* DATASET EXCERPTS
==================================================

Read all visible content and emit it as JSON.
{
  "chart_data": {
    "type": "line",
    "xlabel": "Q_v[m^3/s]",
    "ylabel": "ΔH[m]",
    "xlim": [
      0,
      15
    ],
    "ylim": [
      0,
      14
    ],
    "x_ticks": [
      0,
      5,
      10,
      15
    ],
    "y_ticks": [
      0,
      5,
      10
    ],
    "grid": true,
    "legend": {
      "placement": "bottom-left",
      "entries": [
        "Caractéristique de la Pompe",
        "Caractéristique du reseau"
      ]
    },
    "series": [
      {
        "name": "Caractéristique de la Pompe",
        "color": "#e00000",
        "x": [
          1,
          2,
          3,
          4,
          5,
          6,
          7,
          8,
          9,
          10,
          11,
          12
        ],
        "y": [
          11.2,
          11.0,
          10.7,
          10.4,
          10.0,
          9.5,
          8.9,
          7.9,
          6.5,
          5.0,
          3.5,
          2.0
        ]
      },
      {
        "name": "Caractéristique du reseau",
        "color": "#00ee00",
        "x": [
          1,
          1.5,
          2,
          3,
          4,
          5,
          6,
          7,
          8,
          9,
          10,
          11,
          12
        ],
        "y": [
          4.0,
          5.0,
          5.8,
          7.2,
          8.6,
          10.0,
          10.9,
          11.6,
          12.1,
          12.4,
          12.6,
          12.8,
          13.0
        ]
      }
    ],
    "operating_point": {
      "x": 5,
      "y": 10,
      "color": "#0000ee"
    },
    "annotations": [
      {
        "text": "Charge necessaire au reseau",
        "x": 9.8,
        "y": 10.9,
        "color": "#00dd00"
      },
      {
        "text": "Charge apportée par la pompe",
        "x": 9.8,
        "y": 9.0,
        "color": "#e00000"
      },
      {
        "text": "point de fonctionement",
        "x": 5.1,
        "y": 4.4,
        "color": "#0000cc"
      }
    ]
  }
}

==================================================

Reproduce all of the entries word for word.

Read all visible content and emit it as JSON.
{
  "chart_data": {
    "type": "line",
    "xlabel": "Q_v[m^3/s]",
    "ylabel": "ΔH[m]",
    "xlim": [
      0,
      15
    ],
    "ylim": [
      0,
      14
    ],
    "x_ticks": [
      0,
      5,
      10,
      15
    ],
    "y_ticks": [
      0,
      5,
      10
    ],
    "grid": true,
    "legend": {
      "placement": "bottom-left",
      "entries": [
        "Caractéristique de la Pompe",
        "Caractéristique du reseau"
      ]
    },
    "series": [
      {
        "name": "Caractéristique de la Pompe",
        "color": "#e00000",
        "x": [
          1,
          2,
          3,
          4,
          5,
          6,
          7,
          8,
          9,
          10,
          11,
          12
        ],
        "y": [
          11.2,
          11.0,
          10.7,
          10.4,
          10.0,
          9.5,
          8.9,
          7.9,
          6.5,
          5.0,
          3.5,
          2.0
        ]
      },
      {
        "name": "Caractéristique du reseau",
        "color": "#00ee00",
        "x": [
          1,
          1.5,
          2,
          3,
          4,
          5,
          6,
          7,
          8,
          9,
          10,
          11,
          12
        ],
        "y": [
          4.0,
          5.0,
          5.8,
          7.2,
          8.6,
          10.0,
          10.9,
          11.6,
          12.1,
          12.4,
          12.6,
          12.8,
          13.0
        ]
      }
    ],
    "operating_point": {
      "x": 5,
      "y": 10,
      "color": "#0000ee"
    },
    "annotations": [
      {
        "text": "Charge necessaire au reseau",
        "x": 9.8,
        "y": 10.9,
        "color": "#00dd00"
      },
      {
        "text": "Charge apportée par la pompe",
        "x": 9.8,
        "y": 9.0,
        "color": "#e00000"
      },
      {
        "text": "point de fonctionement",
        "x": 5.1,
        "y": 4.4,
        "color": "#0000cc"
      }
    ]
  }
}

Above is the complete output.